Exact reproduction is required for all entries.
** begin Stored data **
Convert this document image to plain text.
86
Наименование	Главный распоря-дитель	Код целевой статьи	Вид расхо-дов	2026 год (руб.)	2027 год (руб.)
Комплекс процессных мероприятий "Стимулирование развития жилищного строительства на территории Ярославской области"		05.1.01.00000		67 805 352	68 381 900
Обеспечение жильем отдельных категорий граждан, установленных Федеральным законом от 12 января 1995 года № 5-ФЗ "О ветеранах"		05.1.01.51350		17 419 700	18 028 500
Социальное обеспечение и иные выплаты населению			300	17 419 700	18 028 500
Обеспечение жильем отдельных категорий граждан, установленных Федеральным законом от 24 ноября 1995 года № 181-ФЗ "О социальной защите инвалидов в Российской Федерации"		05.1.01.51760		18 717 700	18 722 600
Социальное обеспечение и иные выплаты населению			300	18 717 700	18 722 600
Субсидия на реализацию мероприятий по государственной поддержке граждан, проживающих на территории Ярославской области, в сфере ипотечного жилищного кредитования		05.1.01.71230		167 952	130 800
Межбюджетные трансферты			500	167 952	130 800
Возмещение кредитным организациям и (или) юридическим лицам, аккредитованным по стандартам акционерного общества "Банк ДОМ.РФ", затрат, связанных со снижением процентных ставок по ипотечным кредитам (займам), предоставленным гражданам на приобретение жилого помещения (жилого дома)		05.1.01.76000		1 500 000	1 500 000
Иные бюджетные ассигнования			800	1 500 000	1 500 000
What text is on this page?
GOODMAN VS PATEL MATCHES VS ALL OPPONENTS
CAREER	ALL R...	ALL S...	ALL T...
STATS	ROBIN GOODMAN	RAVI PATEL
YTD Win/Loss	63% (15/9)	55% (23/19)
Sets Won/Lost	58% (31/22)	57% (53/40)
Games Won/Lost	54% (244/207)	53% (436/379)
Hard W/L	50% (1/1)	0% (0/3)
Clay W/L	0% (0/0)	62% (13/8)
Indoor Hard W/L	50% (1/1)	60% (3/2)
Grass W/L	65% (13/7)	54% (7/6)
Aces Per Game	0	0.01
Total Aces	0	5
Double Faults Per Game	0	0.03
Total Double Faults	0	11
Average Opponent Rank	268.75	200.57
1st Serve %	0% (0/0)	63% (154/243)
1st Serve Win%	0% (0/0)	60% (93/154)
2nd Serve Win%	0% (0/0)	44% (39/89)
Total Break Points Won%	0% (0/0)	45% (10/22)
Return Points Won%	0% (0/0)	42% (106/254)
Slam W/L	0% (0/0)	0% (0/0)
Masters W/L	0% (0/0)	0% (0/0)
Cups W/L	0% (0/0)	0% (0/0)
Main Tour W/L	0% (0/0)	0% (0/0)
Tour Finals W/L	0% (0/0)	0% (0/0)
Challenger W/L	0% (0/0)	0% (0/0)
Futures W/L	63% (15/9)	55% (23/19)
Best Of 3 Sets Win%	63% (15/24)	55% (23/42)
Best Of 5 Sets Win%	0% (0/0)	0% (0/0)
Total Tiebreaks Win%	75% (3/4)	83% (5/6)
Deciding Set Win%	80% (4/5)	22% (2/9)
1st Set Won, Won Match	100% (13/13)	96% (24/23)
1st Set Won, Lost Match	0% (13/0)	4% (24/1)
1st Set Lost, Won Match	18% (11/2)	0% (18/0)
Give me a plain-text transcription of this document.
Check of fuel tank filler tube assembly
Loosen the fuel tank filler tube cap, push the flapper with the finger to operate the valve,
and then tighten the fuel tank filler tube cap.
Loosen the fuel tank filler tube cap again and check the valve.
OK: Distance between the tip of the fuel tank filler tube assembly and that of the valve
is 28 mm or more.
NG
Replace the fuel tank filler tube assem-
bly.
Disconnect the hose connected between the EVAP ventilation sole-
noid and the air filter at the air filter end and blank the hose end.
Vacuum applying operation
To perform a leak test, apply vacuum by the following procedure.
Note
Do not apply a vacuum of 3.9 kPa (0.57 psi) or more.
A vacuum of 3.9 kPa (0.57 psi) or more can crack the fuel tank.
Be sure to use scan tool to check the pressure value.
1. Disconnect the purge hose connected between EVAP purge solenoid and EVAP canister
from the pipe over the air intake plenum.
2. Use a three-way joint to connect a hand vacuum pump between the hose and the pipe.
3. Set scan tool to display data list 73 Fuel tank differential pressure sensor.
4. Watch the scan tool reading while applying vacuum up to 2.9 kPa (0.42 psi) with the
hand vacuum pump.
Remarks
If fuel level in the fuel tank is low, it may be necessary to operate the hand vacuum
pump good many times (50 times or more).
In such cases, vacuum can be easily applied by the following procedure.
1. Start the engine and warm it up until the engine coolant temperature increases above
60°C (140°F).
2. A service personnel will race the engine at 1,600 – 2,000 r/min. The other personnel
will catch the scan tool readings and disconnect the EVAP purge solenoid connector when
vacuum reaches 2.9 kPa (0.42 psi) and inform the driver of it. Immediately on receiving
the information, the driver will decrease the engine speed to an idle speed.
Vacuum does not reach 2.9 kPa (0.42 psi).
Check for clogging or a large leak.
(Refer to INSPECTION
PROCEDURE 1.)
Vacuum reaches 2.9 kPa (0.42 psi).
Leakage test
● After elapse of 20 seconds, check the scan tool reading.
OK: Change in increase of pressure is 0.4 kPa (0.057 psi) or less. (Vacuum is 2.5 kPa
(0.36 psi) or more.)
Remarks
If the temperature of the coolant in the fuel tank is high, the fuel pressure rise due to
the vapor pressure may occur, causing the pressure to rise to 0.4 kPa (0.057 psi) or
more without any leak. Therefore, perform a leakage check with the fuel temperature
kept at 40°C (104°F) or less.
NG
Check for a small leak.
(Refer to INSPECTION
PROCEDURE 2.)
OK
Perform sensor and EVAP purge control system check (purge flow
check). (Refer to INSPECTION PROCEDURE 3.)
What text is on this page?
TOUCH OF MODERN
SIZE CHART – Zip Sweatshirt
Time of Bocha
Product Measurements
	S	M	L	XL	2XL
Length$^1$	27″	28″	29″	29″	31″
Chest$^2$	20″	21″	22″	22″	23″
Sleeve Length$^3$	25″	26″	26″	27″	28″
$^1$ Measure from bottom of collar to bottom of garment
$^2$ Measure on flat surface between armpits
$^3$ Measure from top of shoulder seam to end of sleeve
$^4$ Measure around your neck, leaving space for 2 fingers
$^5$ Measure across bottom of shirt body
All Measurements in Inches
** end Stored data **
Response -
Convert this document image to plain text.
86
Наименование	Главный распоря-дитель	Код целевой статьи	Вид расхо-дов	2026 год (руб.)	2027 год (руб.)
Комплекс процессных мероприятий "Стимулирование развития жилищного строительства на территории Ярославской области"		05.1.01.00000		67 805 352	68 381 900
Обеспечение жильем отдельных категорий граждан, установленных Федеральным законом от 12 января 1995 года № 5-ФЗ "О ветеранах"		05.1.01.51350		17 419 700	18 028 500
Социальное обеспечение и иные выплаты населению			300	17 419 700	18 028 500
Обеспечение жильем отдельных категорий граждан, установленных Федеральным законом от 24 ноября 1995 года № 181-ФЗ "О социальной защите инвалидов в Российской Федерации"		05.1.01.51760		18 717 700	18 722 600
Социальное обеспечение и иные выплаты населению			300	18 717 700	18 722 600
Субсидия на реализацию мероприятий по государственной поддержке граждан, проживающих на территории Ярославской области, в сфере ипотечного жилищного кредитования		05.1.01.71230		167 952	130 800
Межбюджетные трансферты			500	167 952	130 800
Возмещение кредитным организациям и (или) юридическим лицам, аккредитованным по стандартам акционерного общества "Банк ДОМ.РФ", затрат, связанных со снижением процентных ставок по ипотечным кредитам (займам), предоставленным гражданам на приобретение жилого помещения (жилого дома)		05.1.01.76000		1 500 000	1 500 000
Иные бюджетные ассигнования			800	1 500 000	1 500 000
What text is on this page?
GOODMAN VS PATEL MATCHES VS ALL OPPONENTS
CAREER	ALL R...	ALL S...	ALL T...
STATS	ROBIN GOODMAN	RAVI PATEL
YTD Win/Loss	63% (15/9)	55% (23/19)
Sets Won/Lost	58% (31/22)	57% (53/40)
Games Won/Lost	54% (244/207)	53% (436/379)
Hard W/L	50% (1/1)	0% (0/3)
Clay W/L	0% (0/0)	62% (13/8)
Indoor Hard W/L	50% (1/1)	60% (3/2)
Grass W/L	65% (13/7)	54% (7/6)
Aces Per Game	0	0.01
Total Aces	0	5
Double Faults Per Game	0	0.03
Total Double Faults	0	11
Average Opponent Rank	268.75	200.57
1st Serve %	0% (0/0)	63% (154/243)
1st Serve Win%	0% (0/0)	60% (93/154)
2nd Serve Win%	0% (0/0)	44% (39/89)
Total Break Points Won%	0% (0/0)	45% (10/22)
Return Points Won%	0% (0/0)	42% (106/254)
Slam W/L	0% (0/0)	0% (0/0)
Masters W/L	0% (0/0)	0% (0/0)
Cups W/L	0% (0/0)	0% (0/0)
Main Tour W/L	0% (0/0)	0% (0/0)
Tour Finals W/L	0% (0/0)	0% (0/0)
Challenger W/L	0% (0/0)	0% (0/0)
Futures W/L	63% (15/9)	55% (23/19)
Best Of 3 Sets Win%	63% (15/24)	55% (23/42)
Best Of 5 Sets Win%	0% (0/0)	0% (0/0)
Total Tiebreaks Win%	75% (3/4)	83% (5/6)
Deciding Set Win%	80% (4/5)	22% (2/9)
1st Set Won, Won Match	100% (13/13)	96% (24/23)
1st Set Won, Lost Match	0% (13/0)	4% (24/1)
1st Set Lost, Won Match	18% (11/2)	0% (18/0)
Give me a plain-text transcription of this document.
Check of fuel tank filler tube assembly
Loosen the fuel tank filler tube cap, push the flapper with the finger to operate the valve,
and then tighten the fuel tank filler tube cap.
Loosen the fuel tank filler tube cap again and check the valve.
OK: Distance between the tip of the fuel tank filler tube assembly and that of the valve
is 28 mm or more.
NG
Replace the fuel tank filler tube assem-
bly.
Disconnect the hose connected between the EVAP ventilation sole-
noid and the air filter at the air filter end and blank the hose end.
Vacuum applying operation
To perform a leak test, apply vacuum by the following procedure.
Note
Do not apply a vacuum of 3.9 kPa (0.57 psi) or more.
A vacuum of 3.9 kPa (0.57 psi) or more can crack the fuel tank.
Be sure to use scan tool to check the pressure value.
1. Disconnect the purge hose connected between EVAP purge solenoid and EVAP canister
from the pipe over the air intake plenum.
2. Use a three-way joint to connect a hand vacuum pump between the hose and the pipe.
3. Set scan tool to display data list 73 Fuel tank differential pressure sensor.
4. Watch the scan tool reading while applying vacuum up to 2.9 kPa (0.42 psi) with the
hand vacuum pump.
Remarks
If fuel level in the fuel tank is low, it may be necessary to operate the hand vacuum
pump good many times (50 times or more).
In such cases, vacuum can be easily applied by the following procedure.
1. Start the engine and warm it up until the engine coolant temperature increases above
60°C (140°F).
2. A service personnel will race the engine at 1,600 – 2,000 r/min. The other personnel
will catch the scan tool readings and disconnect the EVAP purge solenoid connector when
vacuum reaches 2.9 kPa (0.42 psi) and inform the driver of it. Immediately on receiving
the information, the driver will decrease the engine speed to an idle speed.
Vacuum does not reach 2.9 kPa (0.42 psi).
Check for clogging or a large leak.
(Refer to INSPECTION
PROCEDURE 1.)
Vacuum reaches 2.9 kPa (0.42 psi).
Leakage test
● After elapse of 20 seconds, check the scan tool reading.
OK: Change in increase of pressure is 0.4 kPa (0.057 psi) or less. (Vacuum is 2.5 kPa
(0.36 psi) or more.)
Remarks
If the temperature of the coolant in the fuel tank is high, the fuel pressure rise due to
the vapor pressure may occur, causing the pressure to rise to 0.4 kPa (0.057 psi) or
more without any leak. Therefore, perform a leakage check with the fuel temperature
kept at 40°C (104°F) or less.
NG
Check for a small leak.
(Refer to INSPECTION
PROCEDURE 2.)
OK
Perform sensor and EVAP purge control system check (purge flow
check). (Refer to INSPECTION PROCEDURE 3.)
What text is on this page?
TOUCH OF MODERN
SIZE CHART – Zip Sweatshirt
Time of Bocha
Product Measurements
	S	M	L	XL	2XL
Length$^1$	27″	28″	29″	29″	31″
Chest$^2$	20″	21″	22″	22″	23″
Sleeve Length$^3$	25″	26″	26″	27″	28″
$^1$ Measure from bottom of collar to bottom of garment
$^2$ Measure on flat surface between armpits
$^3$ Measure from top of shoulder seam to end of sleeve
$^4$ Measure around your neck, leaving space for 2 fingers
$^5$ Measure across bottom of shirt body
All Measurements in Inches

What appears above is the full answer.